Launching a marketing campaign in a new language market requires a thoughtful approach. What colors, images or phrases will resonate with the local audience? Which could be offensive? Without a keen cultural eye, even the best-planned campaign can falter. Here are our top-10 tips for taking a corporate website, product packaging, social media or ad campaign across cultures.
1. Analyze the original content
An in-market expert should review your source text for images, phrases or concepts that might not resonate globally, such as some sports pictures, metaphors and idiomatic expressions. Having this feedback before translation begins can help you decide whether to change aspects of your original campaign to more global-friendly content, or target areas to localize so you can maintain consistency across various markets.
This extra preparation gives your translation provider the license to consult on the images and metaphors that will be most effective in the target language and culture. In an ideal scenario, the writer of the source text will also be trained in writing global-ready content.

Entries supplied =
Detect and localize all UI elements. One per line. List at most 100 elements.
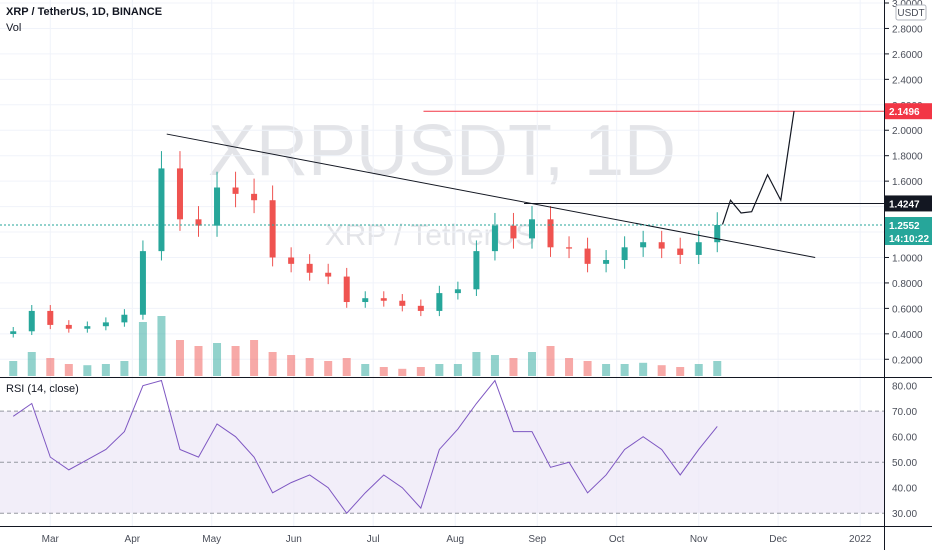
volume-bar [527,352,536,376]
candle-body [640,242,647,248]
candle-body [454,289,461,294]
candles [10,151,721,338]
candle-body [362,298,369,303]
candle-body [343,276,350,303]
watermark-ticker: XRPUSDT, 1D [208,111,676,191]
volume-bar [398,368,407,376]
candle-body [176,168,183,220]
volume-bar [138,322,147,376]
price-tick-label: 2.8000 [892,24,923,35]
rsi-indicator [0,379,884,515]
candle-body [399,300,406,306]
candle-body [436,293,443,311]
price-tick-label: 2.4000 [892,75,923,86]
volume-bar [324,361,333,376]
candle-body [158,168,165,252]
watermark-name: XRP / TetherUS [325,219,536,252]
rsi-tick-label: 80.00 [892,382,917,393]
candle-body [621,247,628,261]
price-tick-label: 1.8000 [892,152,923,163]
candle-body [491,225,498,252]
volume-bar [287,355,296,376]
candle-body [566,247,573,249]
time-tick-label: Sep [528,534,546,545]
volume-bar [546,346,555,376]
volume-bar [101,364,110,376]
candle-body [232,187,239,194]
rsi-line [12,379,718,515]
volume-bar [83,365,92,376]
volume-bar [120,361,129,376]
volume-bar [565,358,574,376]
rsi-tick-label: 40.00 [892,484,917,495]
rsi-tick-label: 50.00 [892,458,917,469]
volume-bar [250,340,259,376]
volume-bar [342,358,351,376]
volume-bar [46,358,55,376]
volume-bars [9,316,722,376]
volume-bar [713,361,722,376]
target-badge-text: 2.1496 [889,107,920,118]
symbol-title[interactable]: XRP / TetherUS, 1D, BINANCE [6,6,163,18]
candle-body [47,310,54,325]
price-tick-label: 0.2000 [892,355,923,366]
target-badge-bg [885,103,932,120]
time-tick-label: Apr [125,534,141,545]
price-axis[interactable]: 3.00002.80002.60002.40002.20002.00001.80… [884,0,923,366]
volume-bar [694,364,703,376]
volume-bar [676,367,685,376]
volume-bar [231,346,240,376]
candle-body [325,272,332,277]
volume-bar [472,352,481,376]
price-pane[interactable] [0,0,884,377]
price-tick-label: 1.6000 [892,177,923,188]
price-tick-label: 2.0000 [892,126,923,137]
price-tick-label: 0.6000 [892,304,923,315]
time-tick-label: Oct [609,534,625,545]
volume-bar [639,362,648,376]
candle-body [65,324,72,329]
volume-bar [602,364,611,376]
volume-bar [194,346,203,376]
resistance-badge-bg [885,195,932,212]
candle-body [584,248,591,264]
rsi-axis[interactable]: 80.00 70.00 60.00 50.00 40.00 30.00 [892,382,917,521]
volume-bar [416,367,425,376]
price-badges: 2.1496 1.4247 1.2552 14:10:22 [885,103,932,246]
volume-bar [583,361,592,376]
candle-body [28,310,35,332]
candle-body [510,225,517,239]
volume-bar [620,364,629,376]
time-axis[interactable]: Mar Apr May Jun Jul Aug Sep Oct Nov Dec 2022 [42,534,872,545]
candle-body [84,326,91,329]
price-tick-label: 0.8000 [892,279,923,290]
rsi-tick-label: 60.00 [892,433,917,444]
last-price-badge-bg [885,217,932,246]
volume-bar [157,316,166,376]
countdown-text: 14:10:22 [889,234,929,245]
volume-bar [361,364,370,376]
candle-body [269,200,276,258]
rsi-tick-label: 70.00 [892,407,917,418]
volume-bar [175,340,184,376]
projection-path [721,111,795,225]
volume-bar [657,365,666,376]
time-tick-label: Dec [769,534,787,545]
price-tick-label: 1.0000 [892,253,923,264]
time-tick-label: Mar [42,534,60,545]
time-tick-label: Jul [367,534,380,545]
volume-bar [64,364,73,376]
volume-bar [305,358,314,376]
rsi-legend[interactable]: RSI (14, close) [6,383,79,395]
candle-body [214,187,221,226]
volume-bar [435,364,444,376]
candle-body [658,242,665,249]
currency-box[interactable] [895,4,927,21]
trendline [166,133,816,258]
candle-body [288,257,295,264]
volume-legend[interactable]: Vol [6,22,22,34]
time-tick-label: Aug [446,534,464,545]
volume-bar [27,352,36,376]
candle-body [714,225,721,243]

What this exercise asks =
A: List every kind of item the campaign localization tips name as something that can be taken across cultures.
B: Please say whether each statement agrees with the campaign localization tips, and back each yes or no with the exact deciding words.
(i) The in-market expert should review the source text once translation is finished.
(ii) Idiomatic expressions are among the things that might not resonate globally.
(iii) Ideally, the writer of the source text is trained in writing global-ready content.
C: Write the next part of the campaign localization tips, starting after their last sentence.

Answers per task =
A:
corporate website
product packaging
social media
ad campaign

B:
(i) No: "Having this feedback before translation begins"
(ii) Yes: "such as some sports pictures, metaphors and idiomatic expressions"
(iii) Yes: "In an ideal scenario, the writer of the source text will also be trained in writing global-ready content."

C:
2. Allow enough time and budget
Marketing translation takes time. Don’t expect the same timeline or costs as when translating technical or general business document translation. Marketing copy tends to be more nuanced and its meaning more open to cultural interpretation. Headlines, tag lines and creative copy will require extra attention and usually involve transcreation. You’ll also want to count on linguists who know your brand voice, since style consistency is especially important for global marketing content.
3. Determine target audience
Before you send your text to the linguist, determine if the project is global or regional. This, along with your budget, will determine your target languages. If your audience is global, then you may consider “global” Spanish. If you’re targeting only certain Latin American audiences, you may want to choose specific regional Spanish translations (i.e. Peruvian Spanish, Colombian Spanish, etc.).
To be effective, marketing content needs to reflect the habits, tastes and lifestyle of your target audience. If you choose a “global” version of a language like Spanish, it’s important to weigh out the pros and cons. Using “global” language may save you money, but it also may be too neutral to have the impact you’re looking for. You’ll want to consider the risks and benefits with each scenario.
4. Define the desired style and tone
Are your communications formal or informal? Is there a different audience for different types of communications? Should the translated content mirror the source content’s style or be more localized? Establish this ahead of time to maintain consistency.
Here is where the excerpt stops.